** START Input material **

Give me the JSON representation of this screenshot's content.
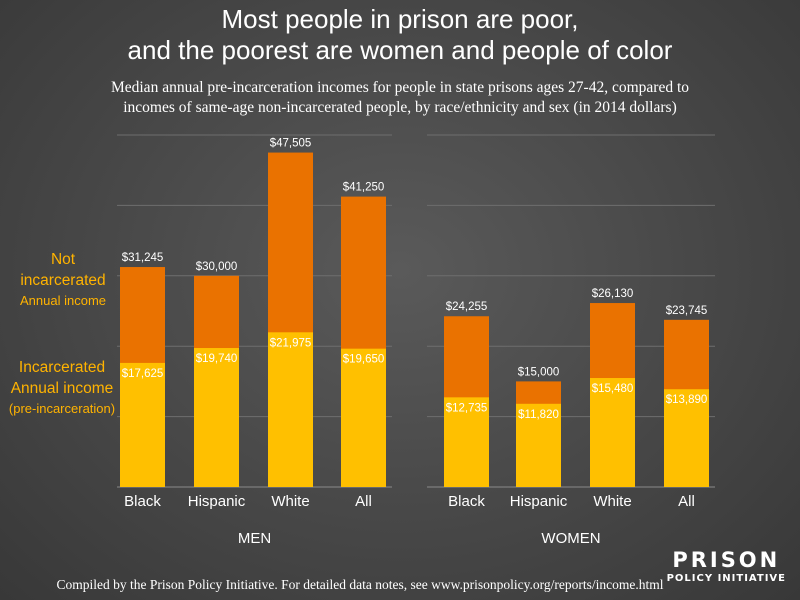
{
  "title": {
    "line1": "Most people in prison are poor,",
    "line2": "and the poorest are women and people of color"
  },
  "subtitle": {
    "line1": "Median annual pre-incarceration incomes for people in state prisons ages 27-42, compared to",
    "line2": "incomes of same-age non-incarcerated people, by race/ethnicity and sex (in 2014 dollars)"
  },
  "legend": {
    "not_incarcerated": {
      "line1": "Not",
      "line2": "incarcerated",
      "line3": "Annual income"
    },
    "incarcerated": {
      "line1": "Incarcerated",
      "line2": "Annual income",
      "line3": "(pre-incarceration)"
    }
  },
  "footer": "Compiled by the Prison Policy Initiative. For detailed data notes, see www.prisonpolicy.org/reports/income.html",
  "logo": {
    "line1": "PRISON",
    "line2": "POLICY INITIATIVE"
  },
  "colors": {
    "not_incarcerated": "#ea7200",
    "incarcerated": "#ffc000",
    "legend_text": "#ffb300",
    "gridline": "#6e6e6e"
  },
  "chart_data": [
    {
      "type": "bar",
      "group_label": "MEN",
      "categories": [
        "Black",
        "Hispanic",
        "White",
        "All"
      ],
      "series": [
        {
          "values": [
            31245,
            30000,
            47505,
            41250
          ],
          "labels": [
            "$31,245",
            "$30,000",
            "$47,505",
            "$41,250"
          ]
        },
        {
          "values": [
            17625,
            19740,
            21975,
            19650
          ],
          "labels": [
            "$17,625",
            "$19,740",
            "$21,975",
            "$19,650"
          ]
        }
      ],
      "ylim": [
        0,
        50000
      ],
      "grid": true,
      "overlay": true
    },
    {
      "type": "bar",
      "group_label": "WOMEN",
      "categories": [
        "Black",
        "Hispanic",
        "White",
        "All"
      ],
      "series": [
        {
          "values": [
            24255,
            15000,
            26130,
            23745
          ],
          "labels": [
            "$24,255",
            "$15,000",
            "$26,130",
            "$23,745"
          ]
        },
        {
          "values": [
            12735,
            11820,
            15480,
            13890
          ],
          "labels": [
            "$12,735",
            "$11,820",
            "$15,480",
            "$13,890"
          ]
        }
      ],
      "ylim": [
        0,
        50000
      ],
      "grid": true,
      "overlay": true
    }
  ]
}
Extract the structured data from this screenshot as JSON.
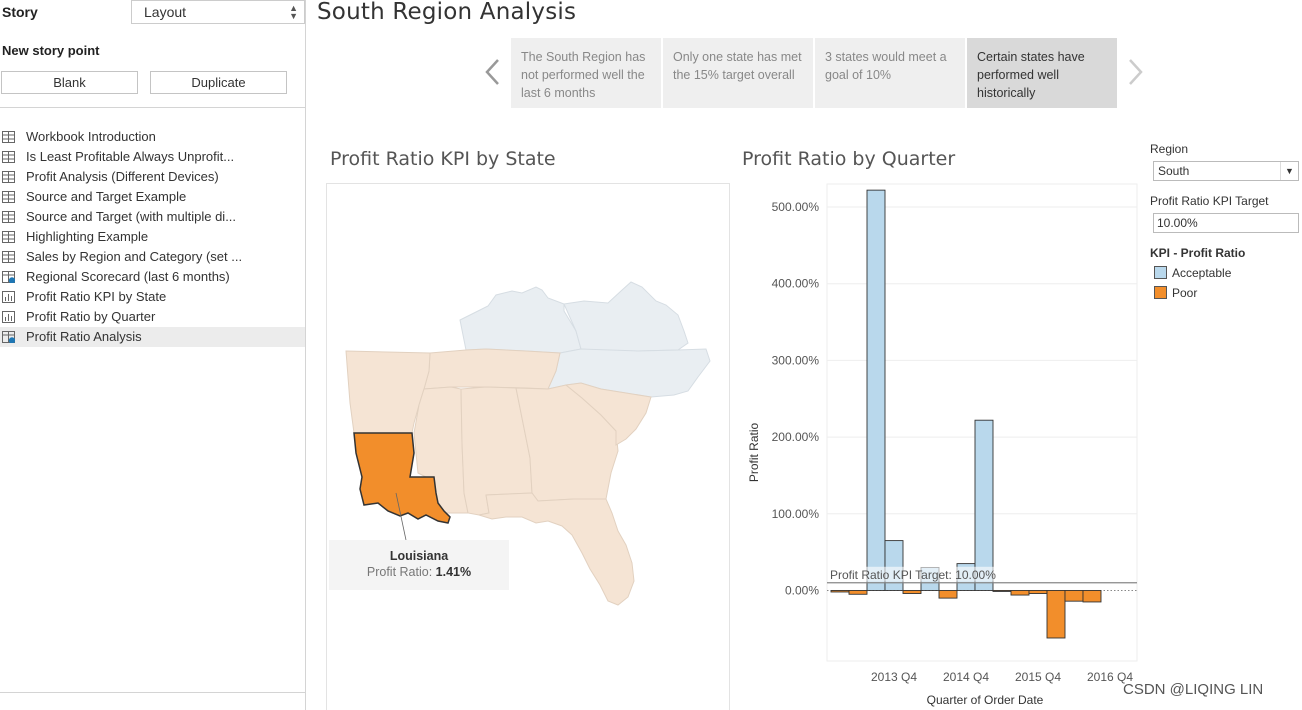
{
  "pane": {
    "story_label": "Story",
    "layout_value": "Layout",
    "new_story_point": "New story point",
    "blank_label": "Blank",
    "duplicate_label": "Duplicate",
    "sheets": [
      {
        "label": "Workbook Introduction",
        "icon": "grid-icon"
      },
      {
        "label": "Is Least Profitable Always Unprofit...",
        "icon": "grid-icon"
      },
      {
        "label": "Profit Analysis (Different Devices)",
        "icon": "grid-icon"
      },
      {
        "label": "Source and Target Example",
        "icon": "grid-icon"
      },
      {
        "label": "Source and Target (with multiple di...",
        "icon": "grid-icon"
      },
      {
        "label": "Highlighting Example",
        "icon": "grid-icon"
      },
      {
        "label": "Sales by Region and Category (set ...",
        "icon": "grid-icon"
      },
      {
        "label": "Regional Scorecard (last 6 months)",
        "icon": "grid-check-icon"
      },
      {
        "label": "Profit Ratio KPI by State",
        "icon": "chart-icon"
      },
      {
        "label": "Profit Ratio by Quarter",
        "icon": "chart-icon"
      },
      {
        "label": "Profit Ratio Analysis",
        "icon": "grid-check-icon"
      }
    ]
  },
  "story": {
    "title": "South Region Analysis",
    "captions": [
      "The South Region has not performed well the last 6 months",
      "Only one state has met the 15% target overall",
      "3 states would meet a goal of 10%",
      "Certain states have performed well historically"
    ],
    "active_caption": 3
  },
  "map": {
    "title": "Profit Ratio KPI by State",
    "tooltip_state": "Louisiana",
    "tooltip_metric_label": "Profit Ratio:",
    "tooltip_metric_value": "1.41%"
  },
  "filters": {
    "region_label": "Region",
    "region_value": "South",
    "target_label": "Profit Ratio KPI Target",
    "target_value": "10.00%",
    "kpi_legend_title": "KPI - Profit Ratio"
  },
  "colors": {
    "acceptable": "#b9d8ec",
    "poor": "#f28e2b",
    "map_acceptable": "#e9eef2",
    "map_poor": "#f5e4d4",
    "map_highlight": "#f28e2b"
  },
  "chart_data": {
    "type": "bar",
    "title": "Profit Ratio by Quarter",
    "xlabel": "Quarter of Order Date",
    "ylabel": "Profit Ratio",
    "ylim": [
      -92,
      530
    ],
    "y_ticks": [
      0,
      100,
      200,
      300,
      400,
      500
    ],
    "y_tick_labels": [
      "0.00%",
      "100.00%",
      "200.00%",
      "300.00%",
      "400.00%",
      "500.00%"
    ],
    "x_tick_labels": [
      {
        "index": 3,
        "label": "2013 Q4"
      },
      {
        "index": 7,
        "label": "2014 Q4"
      },
      {
        "index": 11,
        "label": "2015 Q4"
      },
      {
        "index": 15,
        "label": "2016 Q4"
      }
    ],
    "values": [
      -2,
      -5,
      522,
      65,
      -4,
      30,
      -10,
      35,
      222,
      -1,
      -6,
      -4,
      -62,
      -14,
      -15
    ],
    "kpi": [
      "Poor",
      "Poor",
      "Acceptable",
      "Acceptable",
      "Poor",
      "Acceptable",
      "Poor",
      "Acceptable",
      "Acceptable",
      "Poor",
      "Poor",
      "Poor",
      "Poor",
      "Poor",
      "Poor"
    ],
    "reference_line": {
      "value": 10,
      "label": "Profit Ratio KPI Target: 10.00%"
    },
    "legend": [
      {
        "name": "Acceptable",
        "color": "#b9d8ec"
      },
      {
        "name": "Poor",
        "color": "#f28e2b"
      }
    ]
  },
  "watermark": "CSDN @LIQING LIN"
}
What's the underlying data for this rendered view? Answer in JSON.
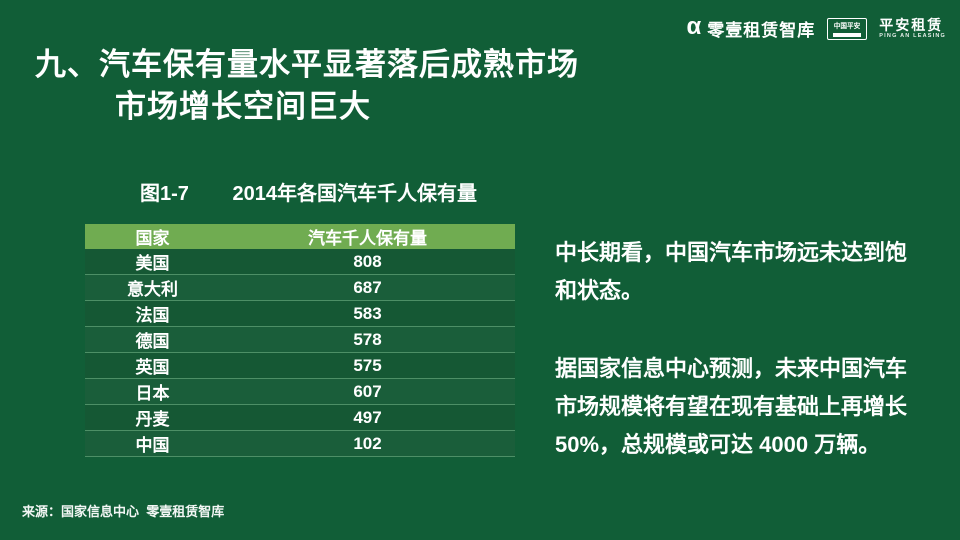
{
  "slide": {
    "title_line1": "九、汽车保有量水平显著落后成熟市场",
    "title_line2": "市场增长空间巨大",
    "caption_label": "图1-7",
    "caption_title": "2014年各国汽车千人保有量",
    "source": "来源：国家信息中心  零壹租赁智库",
    "colors": {
      "background": "#115e37",
      "table_header_bg": "#70ac51",
      "table_row_bg": "#155834",
      "table_row_alt_bg": "#1a5e3a",
      "row_divider": "#4d8f66",
      "text": "#ffffff"
    }
  },
  "brand": {
    "logo1_icon": "alpha-icon",
    "logo1_glyph": "α",
    "logo1_text": "零壹租赁智库",
    "badge_text": "中国平安",
    "logo2_text": "平安租赁",
    "logo2_subtext": "PING AN LEASING"
  },
  "table": {
    "columns": [
      "国家",
      "汽车千人保有量"
    ],
    "rows": [
      {
        "country": "美国",
        "value": "808"
      },
      {
        "country": "意大利",
        "value": "687"
      },
      {
        "country": "法国",
        "value": "583"
      },
      {
        "country": "德国",
        "value": "578"
      },
      {
        "country": "英国",
        "value": "575"
      },
      {
        "country": "日本",
        "value": "607"
      },
      {
        "country": "丹麦",
        "value": "497"
      },
      {
        "country": "中国",
        "value": "102"
      }
    ]
  },
  "commentary": {
    "para1": "中长期看，中国汽车市场远未达到饱和状态。",
    "para2": "据国家信息中心预测，未来中国汽车市场规模将有望在现有基础上再增长50%，总规模或可达 4000 万辆。"
  },
  "chart_data": {
    "type": "table",
    "title": "图1-7 2014年各国汽车千人保有量",
    "columns": [
      "国家",
      "汽车千人保有量"
    ],
    "categories": [
      "美国",
      "意大利",
      "法国",
      "德国",
      "英国",
      "日本",
      "丹麦",
      "中国"
    ],
    "values": [
      808,
      687,
      583,
      578,
      575,
      607,
      497,
      102
    ]
  }
}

** END Input material **

Without including the pictures, reproduce all entries exactly.

_Exercise result_.
Give me the JSON representation of this screenshot's content.
{
  "title": {
    "line1": "Most people in prison are poor,",
    "line2": "and the poorest are women and people of color"
  },
  "subtitle": {
    "line1": "Median annual pre-incarceration incomes for people in state prisons ages 27-42, compared to",
    "line2": "incomes of same-age non-incarcerated people, by race/ethnicity and sex (in 2014 dollars)"
  },
  "legend": {
    "not_incarcerated": {
      "line1": "Not",
      "line2": "incarcerated",
      "line3": "Annual income"
    },
    "incarcerated": {
      "line1": "Incarcerated",
      "line2": "Annual income",
      "line3": "(pre-incarceration)"
    }
  },
  "footer": "Compiled by the Prison Policy Initiative. For detailed data notes, see www.prisonpolicy.org/reports/income.html",
  "logo": {
    "line1": "PRISON",
    "line2": "POLICY INITIATIVE"
  },
  "colors": {
    "not_incarcerated": "#ea7200",
    "incarcerated": "#ffc000",
    "legend_text": "#ffb300",
    "gridline": "#6e6e6e"
  },
  "chart_data": [
    {
      "type": "bar",
      "group_label": "MEN",
      "categories": [
        "Black",
        "Hispanic",
        "White",
        "All"
      ],
      "series": [
        {
          "values": [
            31245,
            30000,
            47505,
            41250
          ],
          "labels": [
            "$31,245",
            "$30,000",
            "$47,505",
            "$41,250"
          ]
        },
        {
          "values": [
            17625,
            19740,
            21975,
            19650
          ],
          "labels": [
            "$17,625",
            "$19,740",
            "$21,975",
            "$19,650"
          ]
        }
      ],
      "ylim": [
        0,
        50000
      ],
      "grid": true,
      "overlay": true
    },
    {
      "type": "bar",
      "group_label": "WOMEN",
      "categories": [
        "Black",
        "Hispanic",
        "White",
        "All"
      ],
      "series": [
        {
          "values": [
            24255,
            15000,
            26130,
            23745
          ],
          "labels": [
            "$24,255",
            "$15,000",
            "$26,130",
            "$23,745"
          ]
        },
        {
          "values": [
            12735,
            11820,
            15480,
            13890
          ],
          "labels": [
            "$12,735",
            "$11,820",
            "$15,480",
            "$13,890"
          ]
        }
      ],
      "ylim": [
        0,
        50000
      ],
      "grid": true,
      "overlay": true
    }
  ]
}
Extract the structured data from this screenshot as JSON.
{
  "pane": {
    "story_label": "Story",
    "layout_value": "Layout",
    "new_story_point": "New story point",
    "blank_label": "Blank",
    "duplicate_label": "Duplicate",
    "sheets": [
      {
        "label": "Workbook Introduction",
        "icon": "grid-icon"
      },
      {
        "label": "Is Least Profitable Always Unprofit...",
        "icon": "grid-icon"
      },
      {
        "label": "Profit Analysis (Different Devices)",
        "icon": "grid-icon"
      },
      {
        "label": "Source and Target Example",
        "icon": "grid-icon"
      },
      {
        "label": "Source and Target (with multiple di...",
        "icon": "grid-icon"
      },
      {
        "label": "Highlighting Example",
        "icon": "grid-icon"
      },
      {
        "label": "Sales by Region and Category (set ...",
        "icon": "grid-icon"
      },
      {
        "label": "Regional Scorecard (last 6 months)",
        "icon": "grid-check-icon"
      },
      {
        "label": "Profit Ratio KPI by State",
        "icon": "chart-icon"
      },
      {
        "label": "Profit Ratio by Quarter",
        "icon": "chart-icon"
      },
      {
        "label": "Profit Ratio Analysis",
        "icon": "grid-check-icon"
      }
    ]
  },
  "story": {
    "title": "South Region Analysis",
    "captions": [
      "The South Region has not performed well the last 6 months",
      "Only one state has met the 15% target overall",
      "3 states would meet a goal of 10%",
      "Certain states have performed well historically"
    ],
    "active_caption": 3
  },
  "map": {
    "title": "Profit Ratio KPI by State",
    "tooltip_state": "Louisiana",
    "tooltip_metric_label": "Profit Ratio:",
    "tooltip_metric_value": "1.41%"
  },
  "filters": {
    "region_label": "Region",
    "region_value": "South",
    "target_label": "Profit Ratio KPI Target",
    "target_value": "10.00%",
    "kpi_legend_title": "KPI - Profit Ratio"
  },
  "colors": {
    "acceptable": "#b9d8ec",
    "poor": "#f28e2b",
    "map_acceptable": "#e9eef2",
    "map_poor": "#f5e4d4",
    "map_highlight": "#f28e2b"
  },
  "chart_data": {
    "type": "bar",
    "title": "Profit Ratio by Quarter",
    "xlabel": "Quarter of Order Date",
    "ylabel": "Profit Ratio",
    "ylim": [
      -92,
      530
    ],
    "y_ticks": [
      0,
      100,
      200,
      300,
      400,
      500
    ],
    "y_tick_labels": [
      "0.00%",
      "100.00%",
      "200.00%",
      "300.00%",
      "400.00%",
      "500.00%"
    ],
    "x_tick_labels": [
      {
        "index": 3,
        "label": "2013 Q4"
      },
      {
        "index": 7,
        "label": "2014 Q4"
      },
      {
        "index": 11,
        "label": "2015 Q4"
      },
      {
        "index": 15,
        "label": "2016 Q4"
      }
    ],
    "values": [
      -2,
      -5,
      522,
      65,
      -4,
      30,
      -10,
      35,
      222,
      -1,
      -6,
      -4,
      -62,
      -14,
      -15
    ],
    "kpi": [
      "Poor",
      "Poor",
      "Acceptable",
      "Acceptable",
      "Poor",
      "Acceptable",
      "Poor",
      "Acceptable",
      "Acceptable",
      "Poor",
      "Poor",
      "Poor",
      "Poor",
      "Poor",
      "Poor"
    ],
    "reference_line": {
      "value": 10,
      "label": "Profit Ratio KPI Target: 10.00%"
    },
    "legend": [
      {
        "name": "Acceptable",
        "color": "#b9d8ec"
      },
      {
        "name": "Poor",
        "color": "#f28e2b"
      }
    ]
  },
  "watermark": "CSDN @LIQING LIN"
}
What's the underlying data for this rendered view? Answer in JSON.
{
  "slide": {
    "title_line1": "九、汽车保有量水平显著落后成熟市场",
    "title_line2": "市场增长空间巨大",
    "caption_label": "图1-7",
    "caption_title": "2014年各国汽车千人保有量",
    "source": "来源：国家信息中心  零壹租赁智库",
    "colors": {
      "background": "#115e37",
      "table_header_bg": "#70ac51",
      "table_row_bg": "#155834",
      "table_row_alt_bg": "#1a5e3a",
      "row_divider": "#4d8f66",
      "text": "#ffffff"
    }
  },
  "brand": {
    "logo1_icon": "alpha-icon",
    "logo1_glyph": "α",
    "logo1_text": "零壹租赁智库",
    "badge_text": "中国平安",
    "logo2_text": "平安租赁",
    "logo2_subtext": "PING AN LEASING"
  },
  "table": {
    "columns": [
      "国家",
      "汽车千人保有量"
    ],
    "rows": [
      {
        "country": "美国",
        "value": "808"
      },
      {
        "country": "意大利",
        "value": "687"
      },
      {
        "country": "法国",
        "value": "583"
      },
      {
        "country": "德国",
        "value": "578"
      },
      {
        "country": "英国",
        "value": "575"
      },
      {
        "country": "日本",
        "value": "607"
      },
      {
        "country": "丹麦",
        "value": "497"
      },
      {
        "country": "中国",
        "value": "102"
      }
    ]
  },
  "commentary": {
    "para1": "中长期看，中国汽车市场远未达到饱和状态。",
    "para2": "据国家信息中心预测，未来中国汽车市场规模将有望在现有基础上再增长50%，总规模或可达 4000 万辆。"
  },
  "chart_data": {
    "type": "table",
    "title": "图1-7 2014年各国汽车千人保有量",
    "columns": [
      "国家",
      "汽车千人保有量"
    ],
    "categories": [
      "美国",
      "意大利",
      "法国",
      "德国",
      "英国",
      "日本",
      "丹麦",
      "中国"
    ],
    "values": [
      808,
      687,
      583,
      578,
      575,
      607,
      497,
      102
    ]
  }
}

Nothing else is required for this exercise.